◆ Problem statement: Omit the images, then print each record below exactly as it reads.

◆ Dataset records on visual material:

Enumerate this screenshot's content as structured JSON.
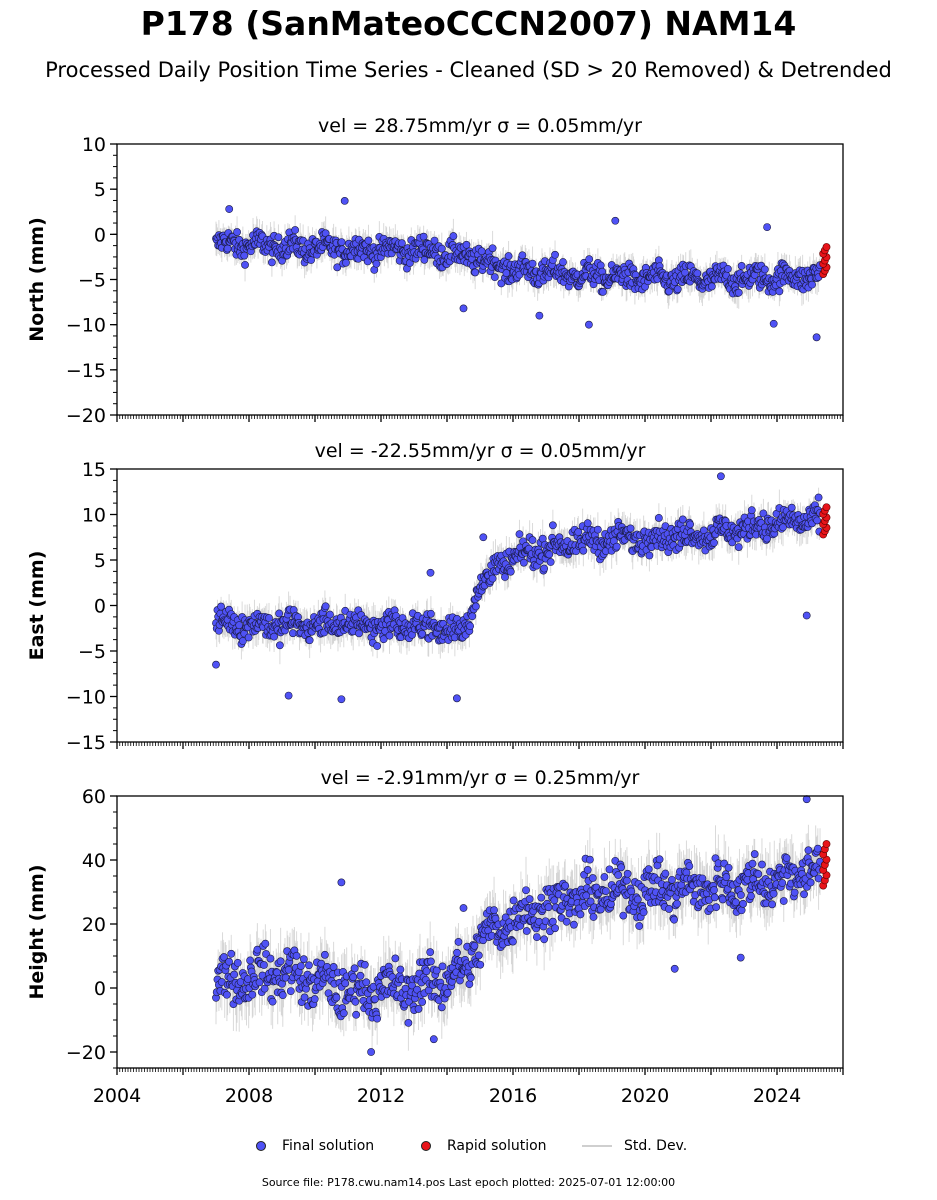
{
  "title": "P178 (SanMateoCCCN2007) NAM14",
  "subtitle": "Processed Daily Position Time Series - Cleaned (SD > 20 Removed) & Detrended",
  "chart_data": [
    {
      "type": "scatter",
      "title": "vel = 28.75mm/yr   σ = 0.05mm/yr",
      "ylabel": "North (mm)",
      "xlim": [
        2004,
        2026
      ],
      "ylim": [
        -20,
        10
      ],
      "yticks": [
        10,
        5,
        0,
        -5,
        -10,
        -15,
        -20
      ],
      "xticks": [],
      "trend": [
        [
          2007.0,
          -1.0
        ],
        [
          2010.5,
          -1.6
        ],
        [
          2013.5,
          -1.8
        ],
        [
          2014.8,
          -2.6
        ],
        [
          2016.0,
          -3.9
        ],
        [
          2018.0,
          -4.5
        ],
        [
          2020.0,
          -4.9
        ],
        [
          2022.0,
          -5.0
        ],
        [
          2025.3,
          -4.6
        ]
      ],
      "noise": 1.3,
      "outliers": [
        [
          2010.9,
          3.7
        ],
        [
          2007.4,
          2.8
        ],
        [
          2019.1,
          1.5
        ],
        [
          2023.7,
          0.8
        ],
        [
          2025.2,
          -11.4
        ],
        [
          2018.3,
          -10.0
        ],
        [
          2014.5,
          -8.2
        ],
        [
          2016.8,
          -9.0
        ],
        [
          2023.9,
          -9.9
        ]
      ],
      "rapid": [
        2025.4,
        2025.45,
        2025.5
      ],
      "rapid_range": [
        -4.4,
        -1.4
      ]
    },
    {
      "type": "scatter",
      "title": "vel = -22.55mm/yr   σ = 0.05mm/yr",
      "ylabel": "East (mm)",
      "xlim": [
        2004,
        2026
      ],
      "ylim": [
        -15,
        15
      ],
      "yticks": [
        15,
        10,
        5,
        0,
        -5,
        -10,
        -15
      ],
      "xticks": [],
      "trend": [
        [
          2007.0,
          -1.9
        ],
        [
          2009.0,
          -2.2
        ],
        [
          2011.0,
          -2.1
        ],
        [
          2013.0,
          -2.3
        ],
        [
          2014.5,
          -2.7
        ],
        [
          2015.0,
          2.0
        ],
        [
          2015.5,
          4.2
        ],
        [
          2016.5,
          5.8
        ],
        [
          2018.0,
          7.0
        ],
        [
          2020.0,
          7.5
        ],
        [
          2022.0,
          7.9
        ],
        [
          2024.0,
          9.0
        ],
        [
          2025.3,
          9.6
        ]
      ],
      "noise": 1.4,
      "outliers": [
        [
          2010.8,
          -10.3
        ],
        [
          2014.3,
          -10.2
        ],
        [
          2009.2,
          -9.9
        ],
        [
          2022.3,
          14.2
        ],
        [
          2024.9,
          -1.1
        ],
        [
          2013.5,
          3.6
        ],
        [
          2015.1,
          7.5
        ],
        [
          2007.0,
          -6.5
        ]
      ],
      "rapid": [
        2025.4,
        2025.45,
        2025.5
      ],
      "rapid_range": [
        7.8,
        10.8
      ]
    },
    {
      "type": "scatter",
      "title": "vel = -2.91mm/yr   σ = 0.25mm/yr",
      "ylabel": "Height (mm)",
      "xlim": [
        2004,
        2026
      ],
      "ylim": [
        -25,
        60
      ],
      "yticks": [
        60,
        40,
        20,
        0,
        -20
      ],
      "xticks": [
        "2004",
        "2008",
        "2012",
        "2016",
        "2020",
        "2024"
      ],
      "trend": [
        [
          2007.0,
          2.0
        ],
        [
          2009.0,
          5.0
        ],
        [
          2011.0,
          -1.0
        ],
        [
          2013.0,
          0.0
        ],
        [
          2014.5,
          5.0
        ],
        [
          2015.0,
          15.0
        ],
        [
          2016.0,
          22.0
        ],
        [
          2017.5,
          27.0
        ],
        [
          2019.0,
          30.0
        ],
        [
          2021.0,
          31.0
        ],
        [
          2023.0,
          32.0
        ],
        [
          2024.5,
          35.0
        ],
        [
          2025.3,
          38.0
        ]
      ],
      "noise": 7.0,
      "outliers": [
        [
          2010.8,
          33.0
        ],
        [
          2011.7,
          -20.0
        ],
        [
          2013.6,
          -16.0
        ],
        [
          2024.9,
          59.0
        ],
        [
          2022.9,
          9.5
        ],
        [
          2020.9,
          6.0
        ],
        [
          2014.5,
          25.0
        ]
      ],
      "rapid": [
        2025.4,
        2025.45,
        2025.5
      ],
      "rapid_range": [
        32.0,
        45.0
      ]
    }
  ],
  "legend": {
    "final": "Final solution",
    "rapid": "Rapid solution",
    "std": "Std. Dev."
  },
  "colors": {
    "final": "#4f52f5",
    "rapid": "#e8141a",
    "std": "#bdbdbd"
  },
  "source": "Source file: P178.cwu.nam14.pos  Last epoch plotted: 2025-07-01 12:00:00"
}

◆ Completed exercise:
Enumerate this screenshot's content as structured JSON.
{
  "title": "P178 (SanMateoCCCN2007) NAM14",
  "subtitle": "Processed Daily Position Time Series - Cleaned (SD > 20 Removed) & Detrended",
  "chart_data": [
    {
      "type": "scatter",
      "title": "vel = 28.75mm/yr   σ = 0.05mm/yr",
      "ylabel": "North (mm)",
      "xlim": [
        2004,
        2026
      ],
      "ylim": [
        -20,
        10
      ],
      "yticks": [
        10,
        5,
        0,
        -5,
        -10,
        -15,
        -20
      ],
      "xticks": [],
      "trend": [
        [
          2007.0,
          -1.0
        ],
        [
          2010.5,
          -1.6
        ],
        [
          2013.5,
          -1.8
        ],
        [
          2014.8,
          -2.6
        ],
        [
          2016.0,
          -3.9
        ],
        [
          2018.0,
          -4.5
        ],
        [
          2020.0,
          -4.9
        ],
        [
          2022.0,
          -5.0
        ],
        [
          2025.3,
          -4.6
        ]
      ],
      "noise": 1.3,
      "outliers": [
        [
          2010.9,
          3.7
        ],
        [
          2007.4,
          2.8
        ],
        [
          2019.1,
          1.5
        ],
        [
          2023.7,
          0.8
        ],
        [
          2025.2,
          -11.4
        ],
        [
          2018.3,
          -10.0
        ],
        [
          2014.5,
          -8.2
        ],
        [
          2016.8,
          -9.0
        ],
        [
          2023.9,
          -9.9
        ]
      ],
      "rapid": [
        2025.4,
        2025.45,
        2025.5
      ],
      "rapid_range": [
        -4.4,
        -1.4
      ]
    },
    {
      "type": "scatter",
      "title": "vel = -22.55mm/yr   σ = 0.05mm/yr",
      "ylabel": "East (mm)",
      "xlim": [
        2004,
        2026
      ],
      "ylim": [
        -15,
        15
      ],
      "yticks": [
        15,
        10,
        5,
        0,
        -5,
        -10,
        -15
      ],
      "xticks": [],
      "trend": [
        [
          2007.0,
          -1.9
        ],
        [
          2009.0,
          -2.2
        ],
        [
          2011.0,
          -2.1
        ],
        [
          2013.0,
          -2.3
        ],
        [
          2014.5,
          -2.7
        ],
        [
          2015.0,
          2.0
        ],
        [
          2015.5,
          4.2
        ],
        [
          2016.5,
          5.8
        ],
        [
          2018.0,
          7.0
        ],
        [
          2020.0,
          7.5
        ],
        [
          2022.0,
          7.9
        ],
        [
          2024.0,
          9.0
        ],
        [
          2025.3,
          9.6
        ]
      ],
      "noise": 1.4,
      "outliers": [
        [
          2010.8,
          -10.3
        ],
        [
          2014.3,
          -10.2
        ],
        [
          2009.2,
          -9.9
        ],
        [
          2022.3,
          14.2
        ],
        [
          2024.9,
          -1.1
        ],
        [
          2013.5,
          3.6
        ],
        [
          2015.1,
          7.5
        ],
        [
          2007.0,
          -6.5
        ]
      ],
      "rapid": [
        2025.4,
        2025.45,
        2025.5
      ],
      "rapid_range": [
        7.8,
        10.8
      ]
    },
    {
      "type": "scatter",
      "title": "vel = -2.91mm/yr   σ = 0.25mm/yr",
      "ylabel": "Height (mm)",
      "xlim": [
        2004,
        2026
      ],
      "ylim": [
        -25,
        60
      ],
      "yticks": [
        60,
        40,
        20,
        0,
        -20
      ],
      "xticks": [
        "2004",
        "2008",
        "2012",
        "2016",
        "2020",
        "2024"
      ],
      "trend": [
        [
          2007.0,
          2.0
        ],
        [
          2009.0,
          5.0
        ],
        [
          2011.0,
          -1.0
        ],
        [
          2013.0,
          0.0
        ],
        [
          2014.5,
          5.0
        ],
        [
          2015.0,
          15.0
        ],
        [
          2016.0,
          22.0
        ],
        [
          2017.5,
          27.0
        ],
        [
          2019.0,
          30.0
        ],
        [
          2021.0,
          31.0
        ],
        [
          2023.0,
          32.0
        ],
        [
          2024.5,
          35.0
        ],
        [
          2025.3,
          38.0
        ]
      ],
      "noise": 7.0,
      "outliers": [
        [
          2010.8,
          33.0
        ],
        [
          2011.7,
          -20.0
        ],
        [
          2013.6,
          -16.0
        ],
        [
          2024.9,
          59.0
        ],
        [
          2022.9,
          9.5
        ],
        [
          2020.9,
          6.0
        ],
        [
          2014.5,
          25.0
        ]
      ],
      "rapid": [
        2025.4,
        2025.45,
        2025.5
      ],
      "rapid_range": [
        32.0,
        45.0
      ]
    }
  ],
  "legend": {
    "final": "Final solution",
    "rapid": "Rapid solution",
    "std": "Std. Dev."
  },
  "colors": {
    "final": "#4f52f5",
    "rapid": "#e8141a",
    "std": "#bdbdbd"
  },
  "source": "Source file: P178.cwu.nam14.pos  Last epoch plotted: 2025-07-01 12:00:00"
}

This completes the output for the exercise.